*Work instructions*: Any pictures in the records below should be skipped; write out everything else exactly.

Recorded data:
______
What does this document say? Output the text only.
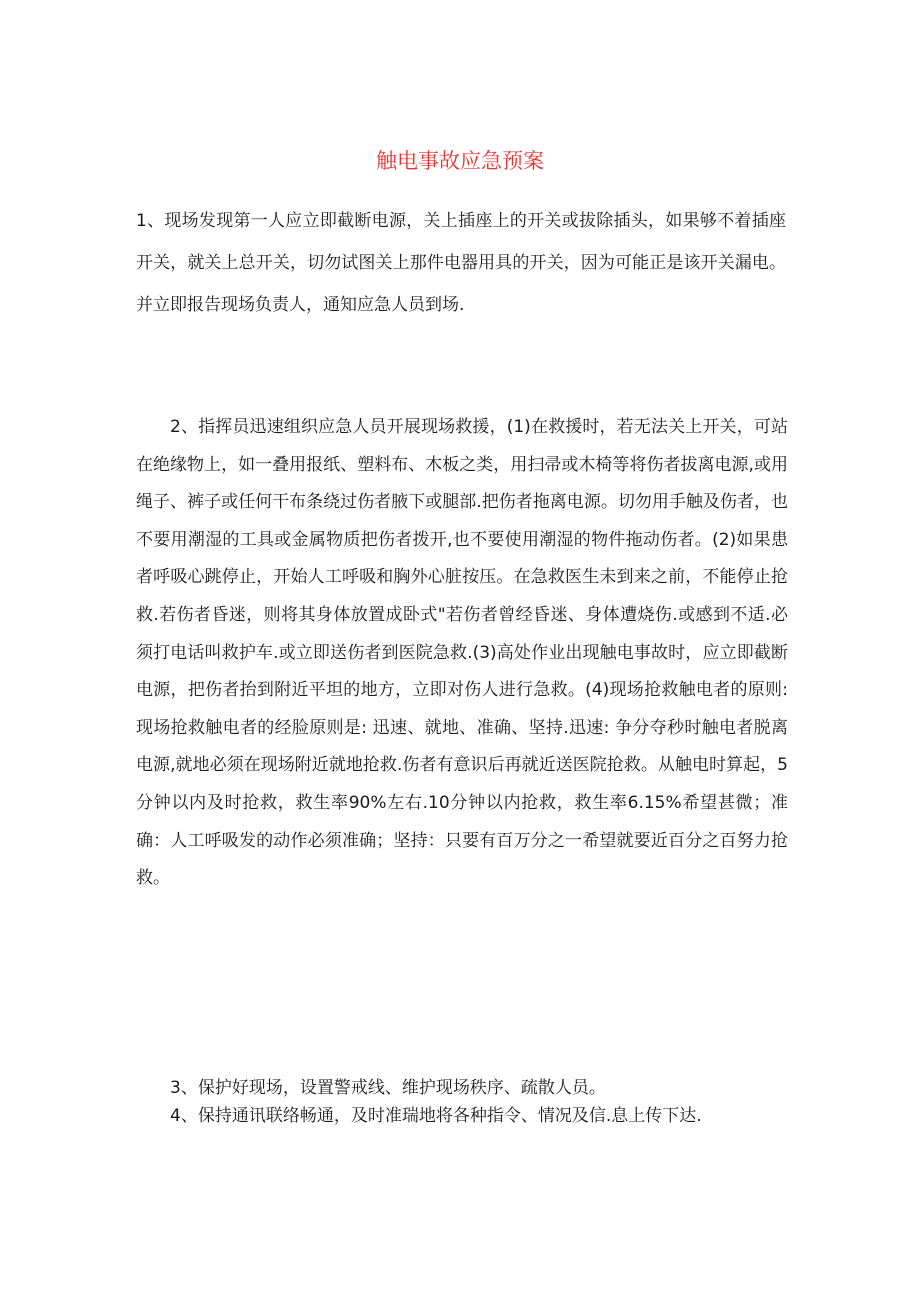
触电事故应急预案

1、现场发现第一人应立即截断电源，关上插座上的开关或拔除插头，如果够不着插座开关，就关上总开关，切勿试图关上那件电器用具的开关，因为可能正是该开关漏电。并立即报告现场负责人，通知应急人员到场.

2、指挥员迅速组织应急人员开展现场救援，(1)在救援时，若无法关上开关，可站在绝缘物上，如一叠用报纸、塑料布、木板之类，用扫帚或木椅等将伤者拔离电源,或用绳子、裤子或任何干布条绕过伤者腋下或腿部.把伤者拖离电源。切勿用手触及伤者，也不要用潮湿的工具或金属物质把伤者拨开,也不要使用潮湿的物件拖动伤者。(2)如果患者呼吸心跳停止，开始人工呼吸和胸外心脏按压。在急救医生未到来之前，不能停止抢救.若伤者昏迷，则将其身体放置成卧式"若伤者曾经昏迷、身体遭烧伤.或感到不适.必须打电话叫救护车.或立即送伤者到医院急救.(3)高处作业出现触电事故时，应立即截断电源，把伤者抬到附近平坦的地方，立即对伤人进行急救。(4)现场抢救触电者的原则: 现场抢救触电者的经脸原则是: 迅速、就地、准确、坚持.迅速: 争分夺秒时触电者脱离电源,就地必须在现场附近就地抢救.伤者有意识后再就近送医院抢救。从触电时算起，5分钟以内及时抢救，救生率90%左右.10分钟以内抢救，救生率6.15%希望甚微；准确：人工呼吸发的动作必须准确；坚持：只要有百万分之一希望就要近百分之百努力抢救。

3、保护好现场，设置警戒线、维护现场秩序、疏散人员。

4、保持通讯联络畅通，及时准瑞地将各种指令、情况及信.息上传下达.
______
*Reply*:
What does this document say? Output the text only.
触电事故应急预案

1、现场发现第一人应立即截断电源，关上插座上的开关或拔除插头，如果够不着插座开关，就关上总开关，切勿试图关上那件电器用具的开关，因为可能正是该开关漏电。并立即报告现场负责人，通知应急人员到场.

2、指挥员迅速组织应急人员开展现场救援，(1)在救援时，若无法关上开关，可站在绝缘物上，如一叠用报纸、塑料布、木板之类，用扫帚或木椅等将伤者拔离电源,或用绳子、裤子或任何干布条绕过伤者腋下或腿部.把伤者拖离电源。切勿用手触及伤者，也不要用潮湿的工具或金属物质把伤者拨开,也不要使用潮湿的物件拖动伤者。(2)如果患者呼吸心跳停止，开始人工呼吸和胸外心脏按压。在急救医生未到来之前，不能停止抢救.若伤者昏迷，则将其身体放置成卧式"若伤者曾经昏迷、身体遭烧伤.或感到不适.必须打电话叫救护车.或立即送伤者到医院急救.(3)高处作业出现触电事故时，应立即截断电源，把伤者抬到附近平坦的地方，立即对伤人进行急救。(4)现场抢救触电者的原则: 现场抢救触电者的经脸原则是: 迅速、就地、准确、坚持.迅速: 争分夺秒时触电者脱离电源,就地必须在现场附近就地抢救.伤者有意识后再就近送医院抢救。从触电时算起，5分钟以内及时抢救，救生率90%左右.10分钟以内抢救，救生率6.15%希望甚微；准确：人工呼吸发的动作必须准确；坚持：只要有百万分之一希望就要近百分之百努力抢救。

3、保护好现场，设置警戒线、维护现场秩序、疏散人员。

4、保持通讯联络畅通，及时准瑞地将各种指令、情况及信.息上传下达.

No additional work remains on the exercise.